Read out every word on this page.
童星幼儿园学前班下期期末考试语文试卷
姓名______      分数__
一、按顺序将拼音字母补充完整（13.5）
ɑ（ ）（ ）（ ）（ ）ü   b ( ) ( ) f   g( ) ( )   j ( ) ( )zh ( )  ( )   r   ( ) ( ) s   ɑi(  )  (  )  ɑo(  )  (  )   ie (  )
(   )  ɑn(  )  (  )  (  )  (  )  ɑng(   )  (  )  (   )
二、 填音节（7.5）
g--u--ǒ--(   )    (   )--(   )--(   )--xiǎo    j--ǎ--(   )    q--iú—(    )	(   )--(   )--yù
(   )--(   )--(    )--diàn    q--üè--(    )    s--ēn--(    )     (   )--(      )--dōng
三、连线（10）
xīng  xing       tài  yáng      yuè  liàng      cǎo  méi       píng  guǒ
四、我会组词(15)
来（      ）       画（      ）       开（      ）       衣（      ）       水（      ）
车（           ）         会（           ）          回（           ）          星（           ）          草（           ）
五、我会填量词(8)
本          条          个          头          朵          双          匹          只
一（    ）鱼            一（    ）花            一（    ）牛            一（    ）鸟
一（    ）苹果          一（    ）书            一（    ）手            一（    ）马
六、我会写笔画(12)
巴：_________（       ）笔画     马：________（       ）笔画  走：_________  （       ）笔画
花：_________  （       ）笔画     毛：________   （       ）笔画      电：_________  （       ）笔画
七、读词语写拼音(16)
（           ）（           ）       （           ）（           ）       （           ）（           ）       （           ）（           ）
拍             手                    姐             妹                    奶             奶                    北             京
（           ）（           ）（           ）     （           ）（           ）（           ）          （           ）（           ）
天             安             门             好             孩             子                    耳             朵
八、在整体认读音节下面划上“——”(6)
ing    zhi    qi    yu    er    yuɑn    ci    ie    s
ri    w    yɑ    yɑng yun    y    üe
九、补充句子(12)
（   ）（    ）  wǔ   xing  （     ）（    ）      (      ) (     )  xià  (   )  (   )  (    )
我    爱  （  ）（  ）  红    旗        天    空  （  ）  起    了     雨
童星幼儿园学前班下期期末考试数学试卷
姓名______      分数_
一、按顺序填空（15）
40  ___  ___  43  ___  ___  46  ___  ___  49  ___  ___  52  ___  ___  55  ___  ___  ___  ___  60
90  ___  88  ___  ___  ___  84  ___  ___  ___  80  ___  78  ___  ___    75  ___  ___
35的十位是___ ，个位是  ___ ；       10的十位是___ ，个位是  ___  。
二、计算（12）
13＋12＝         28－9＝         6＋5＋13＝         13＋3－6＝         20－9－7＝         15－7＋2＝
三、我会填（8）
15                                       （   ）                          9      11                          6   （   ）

━━━━━━━━━━━━━━━━

» **Do this**
Repeat the data exactly. Leave nothing out.

» **Reply to the exercise**
Read out every word on this page.
童星幼儿园学前班下期期末考试语文试卷
姓名______      分数__
一、按顺序将拼音字母补充完整（13.5）
ɑ（ ）（ ）（ ）（ ）ü   b ( ) ( ) f   g( ) ( )   j ( ) ( )zh ( )  ( )   r   ( ) ( ) s   ɑi(  )  (  )  ɑo(  )  (  )   ie (  )
(   )  ɑn(  )  (  )  (  )  (  )  ɑng(   )  (  )  (   )
二、 填音节（7.5）
g--u--ǒ--(   )    (   )--(   )--(   )--xiǎo    j--ǎ--(   )    q--iú—(    )	(   )--(   )--yù
(   )--(   )--(    )--diàn    q--üè--(    )    s--ēn--(    )     (   )--(      )--dōng
三、连线（10）
xīng  xing       tài  yáng      yuè  liàng      cǎo  méi       píng  guǒ
四、我会组词(15)
来（      ）       画（      ）       开（      ）       衣（      ）       水（      ）
车（           ）         会（           ）          回（           ）          星（           ）          草（           ）
五、我会填量词(8)
本          条          个          头          朵          双          匹          只
一（    ）鱼            一（    ）花            一（    ）牛            一（    ）鸟
一（    ）苹果          一（    ）书            一（    ）手            一（    ）马
六、我会写笔画(12)
巴：_________（       ）笔画     马：________（       ）笔画  走：_________  （       ）笔画
花：_________  （       ）笔画     毛：________   （       ）笔画      电：_________  （       ）笔画
七、读词语写拼音(16)
（           ）（           ）       （           ）（           ）       （           ）（           ）       （           ）（           ）
拍             手                    姐             妹                    奶             奶                    北             京
（           ）（           ）（           ）     （           ）（           ）（           ）          （           ）（           ）
天             安             门             好             孩             子                    耳             朵
八、在整体认读音节下面划上“——”(6)
ing    zhi    qi    yu    er    yuɑn    ci    ie    s
ri    w    yɑ    yɑng yun    y    üe
九、补充句子(12)
（   ）（    ）  wǔ   xing  （     ）（    ）      (      ) (     )  xià  (   )  (   )  (    )
我    爱  （  ）（  ）  红    旗        天    空  （  ）  起    了     雨
童星幼儿园学前班下期期末考试数学试卷
姓名______      分数_
一、按顺序填空（15）
40  ___  ___  43  ___  ___  46  ___  ___  49  ___  ___  52  ___  ___  55  ___  ___  ___  ___  60
90  ___  88  ___  ___  ___  84  ___  ___  ___  80  ___  78  ___  ___    75  ___  ___
35的十位是___ ，个位是  ___ ；       10的十位是___ ，个位是  ___  。
二、计算（12）
13＋12＝         28－9＝         6＋5＋13＝         13＋3－6＝         20－9－7＝         15－7＋2＝
三、我会填（8）
15                                       （   ）                          9      11                          6   （   ）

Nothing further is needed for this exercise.